§ **Information supplied**:
◇ ◇ ◇

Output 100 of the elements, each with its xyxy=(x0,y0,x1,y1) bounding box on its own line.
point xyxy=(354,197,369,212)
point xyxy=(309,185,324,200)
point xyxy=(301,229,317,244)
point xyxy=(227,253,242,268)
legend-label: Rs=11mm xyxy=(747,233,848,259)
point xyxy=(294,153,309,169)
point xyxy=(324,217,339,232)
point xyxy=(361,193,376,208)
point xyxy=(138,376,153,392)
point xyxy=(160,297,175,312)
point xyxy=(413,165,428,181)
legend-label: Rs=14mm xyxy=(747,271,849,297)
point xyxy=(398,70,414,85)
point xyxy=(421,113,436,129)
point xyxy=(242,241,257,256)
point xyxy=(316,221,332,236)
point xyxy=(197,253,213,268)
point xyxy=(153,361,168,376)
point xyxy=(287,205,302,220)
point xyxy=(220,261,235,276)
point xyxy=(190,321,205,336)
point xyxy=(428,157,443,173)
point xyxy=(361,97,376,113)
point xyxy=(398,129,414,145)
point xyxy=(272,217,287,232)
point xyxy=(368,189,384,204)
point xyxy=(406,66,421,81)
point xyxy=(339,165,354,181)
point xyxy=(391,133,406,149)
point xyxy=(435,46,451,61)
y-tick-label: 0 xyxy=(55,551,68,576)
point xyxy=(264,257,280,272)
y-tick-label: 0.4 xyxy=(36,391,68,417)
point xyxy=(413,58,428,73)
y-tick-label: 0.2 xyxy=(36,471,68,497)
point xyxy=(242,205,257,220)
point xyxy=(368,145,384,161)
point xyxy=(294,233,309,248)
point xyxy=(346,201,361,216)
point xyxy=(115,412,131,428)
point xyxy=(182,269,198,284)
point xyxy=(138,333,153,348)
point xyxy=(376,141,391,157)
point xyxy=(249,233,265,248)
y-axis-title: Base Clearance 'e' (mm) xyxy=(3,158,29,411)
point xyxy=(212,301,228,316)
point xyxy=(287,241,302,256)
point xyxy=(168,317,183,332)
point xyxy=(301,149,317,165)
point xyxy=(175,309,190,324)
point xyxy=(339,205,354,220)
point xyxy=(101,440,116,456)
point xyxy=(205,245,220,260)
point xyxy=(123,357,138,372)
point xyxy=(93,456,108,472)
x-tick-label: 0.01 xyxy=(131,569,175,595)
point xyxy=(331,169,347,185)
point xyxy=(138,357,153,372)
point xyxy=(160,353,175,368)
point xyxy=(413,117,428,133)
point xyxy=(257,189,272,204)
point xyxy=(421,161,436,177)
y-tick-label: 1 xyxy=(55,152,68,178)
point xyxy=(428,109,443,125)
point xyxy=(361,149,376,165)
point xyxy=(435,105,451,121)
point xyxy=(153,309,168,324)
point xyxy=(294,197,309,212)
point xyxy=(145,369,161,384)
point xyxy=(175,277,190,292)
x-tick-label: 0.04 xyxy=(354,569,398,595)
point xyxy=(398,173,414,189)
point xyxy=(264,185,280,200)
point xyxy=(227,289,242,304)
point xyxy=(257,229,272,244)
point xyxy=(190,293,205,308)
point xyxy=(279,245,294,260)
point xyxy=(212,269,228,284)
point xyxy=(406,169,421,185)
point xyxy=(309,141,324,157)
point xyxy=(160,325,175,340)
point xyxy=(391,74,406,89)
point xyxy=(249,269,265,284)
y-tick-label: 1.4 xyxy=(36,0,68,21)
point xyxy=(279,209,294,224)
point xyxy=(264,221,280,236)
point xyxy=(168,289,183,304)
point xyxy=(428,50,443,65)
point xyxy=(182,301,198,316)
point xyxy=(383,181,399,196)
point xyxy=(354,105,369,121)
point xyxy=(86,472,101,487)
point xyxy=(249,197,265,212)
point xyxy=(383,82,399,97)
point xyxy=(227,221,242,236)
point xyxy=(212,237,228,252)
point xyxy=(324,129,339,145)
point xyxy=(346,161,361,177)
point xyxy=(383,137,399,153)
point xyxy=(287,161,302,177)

◇ ◇ ◇

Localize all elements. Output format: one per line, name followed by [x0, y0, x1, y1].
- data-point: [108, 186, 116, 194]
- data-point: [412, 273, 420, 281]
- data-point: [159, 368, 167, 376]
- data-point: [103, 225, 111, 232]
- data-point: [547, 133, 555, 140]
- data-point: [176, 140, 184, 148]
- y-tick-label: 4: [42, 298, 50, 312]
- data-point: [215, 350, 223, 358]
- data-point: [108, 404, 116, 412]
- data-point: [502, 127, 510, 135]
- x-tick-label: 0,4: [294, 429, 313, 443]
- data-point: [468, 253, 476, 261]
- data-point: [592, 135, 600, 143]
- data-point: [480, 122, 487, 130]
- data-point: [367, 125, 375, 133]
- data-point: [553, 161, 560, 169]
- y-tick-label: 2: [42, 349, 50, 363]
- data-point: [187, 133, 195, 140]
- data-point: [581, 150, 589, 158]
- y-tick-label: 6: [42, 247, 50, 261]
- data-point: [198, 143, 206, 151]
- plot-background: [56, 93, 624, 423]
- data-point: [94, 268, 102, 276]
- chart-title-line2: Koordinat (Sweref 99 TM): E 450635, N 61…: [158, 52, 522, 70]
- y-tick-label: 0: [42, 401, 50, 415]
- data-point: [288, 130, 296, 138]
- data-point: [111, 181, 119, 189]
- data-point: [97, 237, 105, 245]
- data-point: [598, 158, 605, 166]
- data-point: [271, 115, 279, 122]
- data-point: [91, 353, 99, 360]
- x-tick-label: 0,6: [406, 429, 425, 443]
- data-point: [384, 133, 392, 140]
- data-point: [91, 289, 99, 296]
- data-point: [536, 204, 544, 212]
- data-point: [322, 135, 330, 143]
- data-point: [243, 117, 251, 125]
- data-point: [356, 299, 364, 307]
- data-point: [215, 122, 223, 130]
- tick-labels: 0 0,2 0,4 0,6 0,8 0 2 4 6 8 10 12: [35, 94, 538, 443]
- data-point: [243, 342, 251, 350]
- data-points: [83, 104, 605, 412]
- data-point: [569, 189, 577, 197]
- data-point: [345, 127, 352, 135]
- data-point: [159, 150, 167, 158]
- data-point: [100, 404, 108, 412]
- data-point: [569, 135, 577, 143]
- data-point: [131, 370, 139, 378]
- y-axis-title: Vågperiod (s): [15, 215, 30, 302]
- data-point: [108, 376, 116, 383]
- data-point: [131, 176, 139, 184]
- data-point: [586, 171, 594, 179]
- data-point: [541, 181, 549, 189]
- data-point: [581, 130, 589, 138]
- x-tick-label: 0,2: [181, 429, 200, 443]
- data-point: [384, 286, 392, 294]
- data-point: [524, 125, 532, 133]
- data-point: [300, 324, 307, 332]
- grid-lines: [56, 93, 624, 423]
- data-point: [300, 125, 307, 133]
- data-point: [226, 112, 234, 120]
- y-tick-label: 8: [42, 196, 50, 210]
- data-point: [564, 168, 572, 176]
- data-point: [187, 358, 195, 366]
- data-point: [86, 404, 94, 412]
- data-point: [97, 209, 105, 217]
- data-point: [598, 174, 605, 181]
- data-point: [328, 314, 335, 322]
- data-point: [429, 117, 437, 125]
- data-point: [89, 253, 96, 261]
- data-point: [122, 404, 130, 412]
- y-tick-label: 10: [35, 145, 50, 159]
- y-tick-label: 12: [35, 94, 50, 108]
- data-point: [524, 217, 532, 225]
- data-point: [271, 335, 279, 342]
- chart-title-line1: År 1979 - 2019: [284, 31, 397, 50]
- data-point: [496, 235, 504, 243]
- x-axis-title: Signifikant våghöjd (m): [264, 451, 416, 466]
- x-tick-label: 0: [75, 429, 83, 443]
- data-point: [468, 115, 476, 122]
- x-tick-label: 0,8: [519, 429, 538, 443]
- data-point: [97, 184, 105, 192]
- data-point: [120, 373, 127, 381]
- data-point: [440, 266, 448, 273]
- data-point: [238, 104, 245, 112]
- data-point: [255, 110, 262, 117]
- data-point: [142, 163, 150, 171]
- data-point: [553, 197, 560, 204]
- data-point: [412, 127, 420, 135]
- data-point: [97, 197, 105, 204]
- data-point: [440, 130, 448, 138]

◇ ◇ ◇

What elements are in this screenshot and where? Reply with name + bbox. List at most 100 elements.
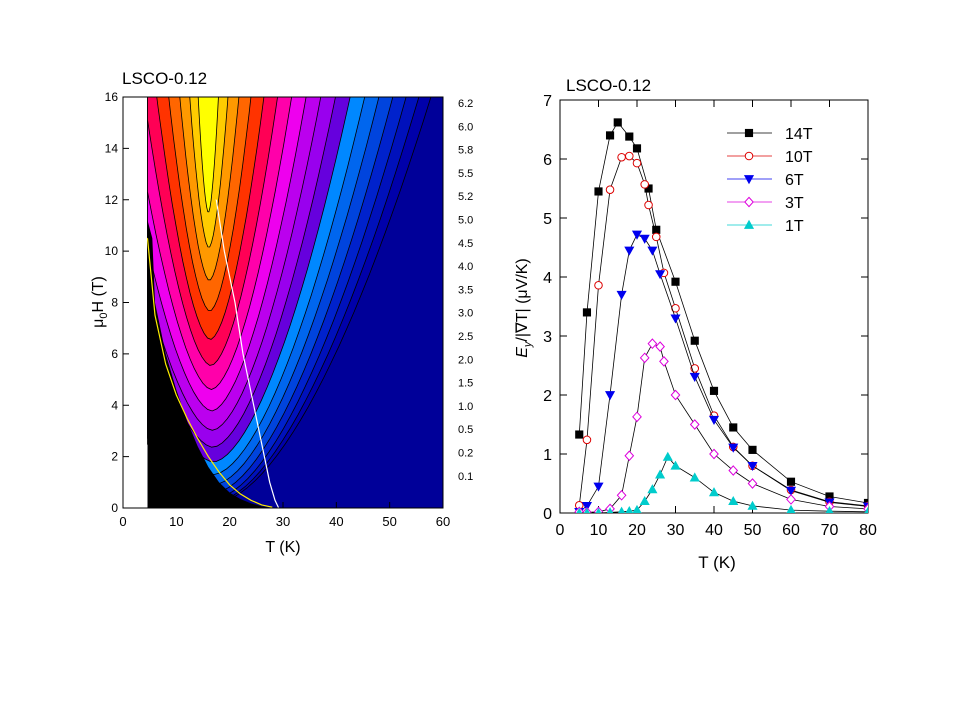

◇ ◇ ◇

§ **What you should do**:
Copy the lines of the records starting with the line with "Output 100 of" and going on through the line with "point xyxy=(316,221,332,236)", but change "bounding box" to "bounding rectangle" and leave everything else the same.

§ **Worked solution**:
Output 100 of the elements, each with its xyxy=(x0,y0,x1,y1) bounding rectangle on its own line.
point xyxy=(354,197,369,212)
point xyxy=(309,185,324,200)
point xyxy=(301,229,317,244)
point xyxy=(227,253,242,268)
legend-label: Rs=11mm xyxy=(747,233,848,259)
point xyxy=(294,153,309,169)
point xyxy=(324,217,339,232)
point xyxy=(361,193,376,208)
point xyxy=(138,376,153,392)
point xyxy=(160,297,175,312)
point xyxy=(413,165,428,181)
legend-label: Rs=14mm xyxy=(747,271,849,297)
point xyxy=(398,70,414,85)
point xyxy=(421,113,436,129)
point xyxy=(242,241,257,256)
point xyxy=(316,221,332,236)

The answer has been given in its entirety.